## EXERCISE REQUIREMENTS:
Locate each line with the string "text" in the listing below and copy it.

Recorded data
_ _ _ _ _

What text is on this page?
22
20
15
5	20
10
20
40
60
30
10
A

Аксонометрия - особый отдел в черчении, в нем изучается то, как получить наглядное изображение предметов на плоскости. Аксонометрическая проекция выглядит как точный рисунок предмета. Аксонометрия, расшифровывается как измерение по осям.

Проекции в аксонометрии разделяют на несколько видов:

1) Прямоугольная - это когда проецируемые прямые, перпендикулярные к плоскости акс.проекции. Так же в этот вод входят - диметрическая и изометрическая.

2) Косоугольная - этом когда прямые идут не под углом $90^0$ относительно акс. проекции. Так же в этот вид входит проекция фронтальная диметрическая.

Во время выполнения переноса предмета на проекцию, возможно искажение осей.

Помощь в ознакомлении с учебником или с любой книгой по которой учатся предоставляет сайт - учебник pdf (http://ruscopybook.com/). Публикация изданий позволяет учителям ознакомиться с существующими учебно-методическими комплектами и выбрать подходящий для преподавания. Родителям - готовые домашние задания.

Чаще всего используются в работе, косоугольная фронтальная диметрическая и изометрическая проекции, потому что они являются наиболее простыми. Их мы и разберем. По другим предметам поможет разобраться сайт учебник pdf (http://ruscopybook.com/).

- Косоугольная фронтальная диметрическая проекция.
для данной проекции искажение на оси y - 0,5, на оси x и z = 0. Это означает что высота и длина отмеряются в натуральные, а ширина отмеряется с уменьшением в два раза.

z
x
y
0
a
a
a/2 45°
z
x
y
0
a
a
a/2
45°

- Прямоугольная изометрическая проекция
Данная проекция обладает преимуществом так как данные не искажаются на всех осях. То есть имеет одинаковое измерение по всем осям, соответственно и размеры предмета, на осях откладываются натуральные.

_ _ _ _ _

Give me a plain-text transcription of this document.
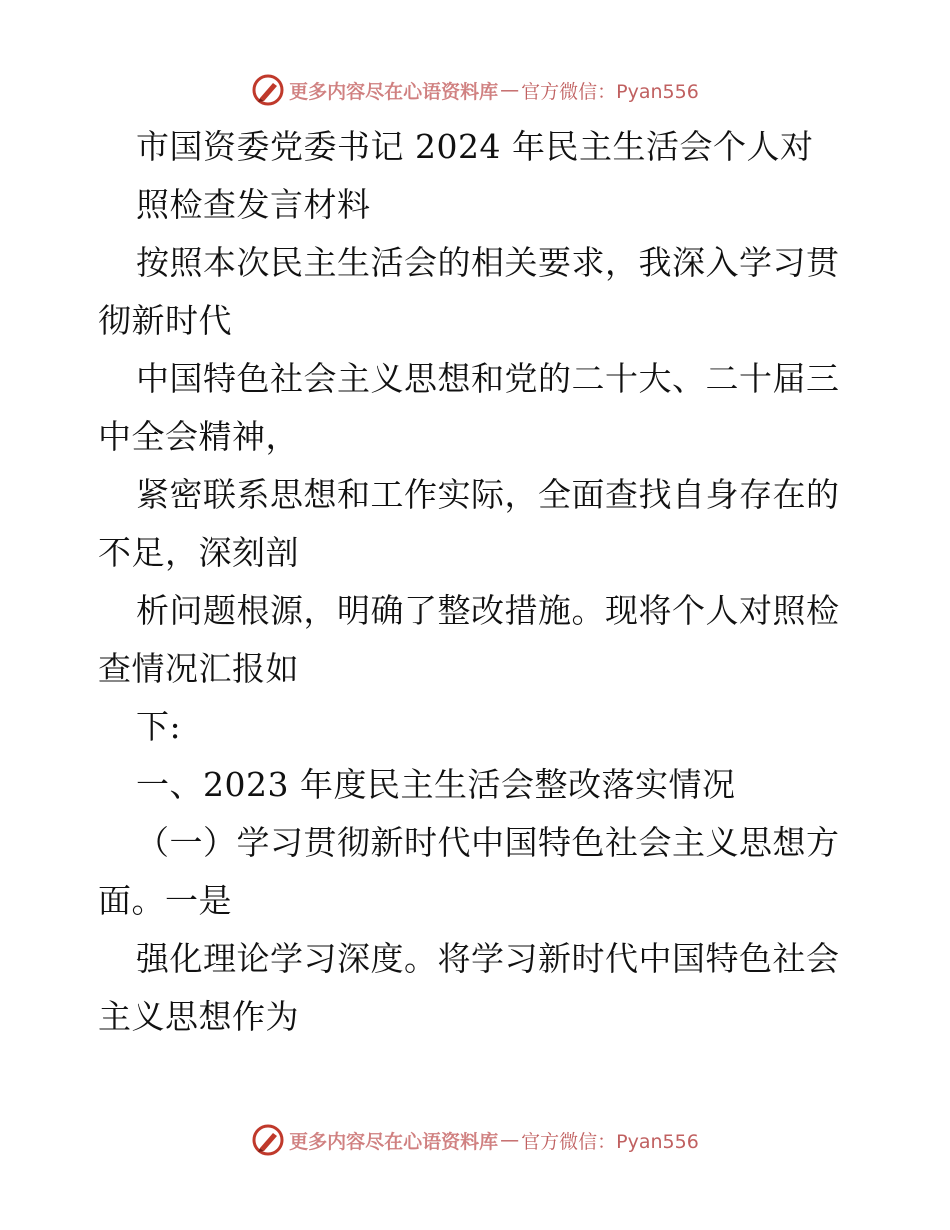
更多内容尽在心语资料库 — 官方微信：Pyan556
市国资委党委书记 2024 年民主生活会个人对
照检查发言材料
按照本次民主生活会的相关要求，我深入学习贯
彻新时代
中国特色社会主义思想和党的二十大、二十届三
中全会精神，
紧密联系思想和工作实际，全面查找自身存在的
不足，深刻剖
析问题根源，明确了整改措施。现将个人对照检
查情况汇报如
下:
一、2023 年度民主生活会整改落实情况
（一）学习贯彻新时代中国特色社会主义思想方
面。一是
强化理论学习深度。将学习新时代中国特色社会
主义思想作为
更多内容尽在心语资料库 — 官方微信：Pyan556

_ _ _ _ _

## RESULT BELOW:
What text is on this page?
Give me a plain-text transcription of this document.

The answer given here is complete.